Problem details: Read the data and repeat all of it exactly.

Stored data:
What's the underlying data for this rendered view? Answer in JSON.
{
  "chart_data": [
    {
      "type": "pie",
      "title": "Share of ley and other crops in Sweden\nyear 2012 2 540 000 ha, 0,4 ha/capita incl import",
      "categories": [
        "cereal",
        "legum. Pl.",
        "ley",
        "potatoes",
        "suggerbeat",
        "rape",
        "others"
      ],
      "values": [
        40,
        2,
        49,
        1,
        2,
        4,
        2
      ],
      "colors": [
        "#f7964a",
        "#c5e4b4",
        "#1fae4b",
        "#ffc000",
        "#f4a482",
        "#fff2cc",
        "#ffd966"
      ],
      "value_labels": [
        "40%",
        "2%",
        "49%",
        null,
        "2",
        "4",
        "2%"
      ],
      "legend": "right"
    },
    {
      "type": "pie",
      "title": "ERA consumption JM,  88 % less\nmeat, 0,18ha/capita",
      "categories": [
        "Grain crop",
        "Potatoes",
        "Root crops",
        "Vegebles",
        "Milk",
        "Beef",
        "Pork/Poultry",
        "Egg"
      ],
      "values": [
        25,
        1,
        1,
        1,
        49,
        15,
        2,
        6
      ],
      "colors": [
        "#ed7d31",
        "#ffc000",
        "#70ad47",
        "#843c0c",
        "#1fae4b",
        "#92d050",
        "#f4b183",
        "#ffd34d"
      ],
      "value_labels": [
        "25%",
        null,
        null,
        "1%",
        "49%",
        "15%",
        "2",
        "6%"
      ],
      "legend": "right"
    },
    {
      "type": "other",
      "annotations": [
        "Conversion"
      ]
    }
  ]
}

Written solution:
What's the underlying data for this rendered view? Answer in JSON.
{
  "chart_data": [
    {
      "type": "pie",
      "title": "Share of ley and other crops in Sweden\nyear 2012 2 540 000 ha, 0,4 ha/capita incl import",
      "categories": [
        "cereal",
        "legum. Pl.",
        "ley",
        "potatoes",
        "suggerbeat",
        "rape",
        "others"
      ],
      "values": [
        40,
        2,
        49,
        1,
        2,
        4,
        2
      ],
      "colors": [
        "#f7964a",
        "#c5e4b4",
        "#1fae4b",
        "#ffc000",
        "#f4a482",
        "#fff2cc",
        "#ffd966"
      ],
      "value_labels": [
        "40%",
        "2%",
        "49%",
        null,
        "2",
        "4",
        "2%"
      ],
      "legend": "right"
    },
    {
      "type": "pie",
      "title": "ERA consumption JM,  88 % less\nmeat, 0,18ha/capita",
      "categories": [
        "Grain crop",
        "Potatoes",
        "Root crops",
        "Vegebles",
        "Milk",
        "Beef",
        "Pork/Poultry",
        "Egg"
      ],
      "values": [
        25,
        1,
        1,
        1,
        49,
        15,
        2,
        6
      ],
      "colors": [
        "#ed7d31",
        "#ffc000",
        "#70ad47",
        "#843c0c",
        "#1fae4b",
        "#92d050",
        "#f4b183",
        "#ffd34d"
      ],
      "value_labels": [
        "25%",
        null,
        null,
        "1%",
        "49%",
        "15%",
        "2",
        "6%"
      ],
      "legend": "right"
    },
    {
      "type": "other",
      "annotations": [
        "Conversion"
      ]
    }
  ]
}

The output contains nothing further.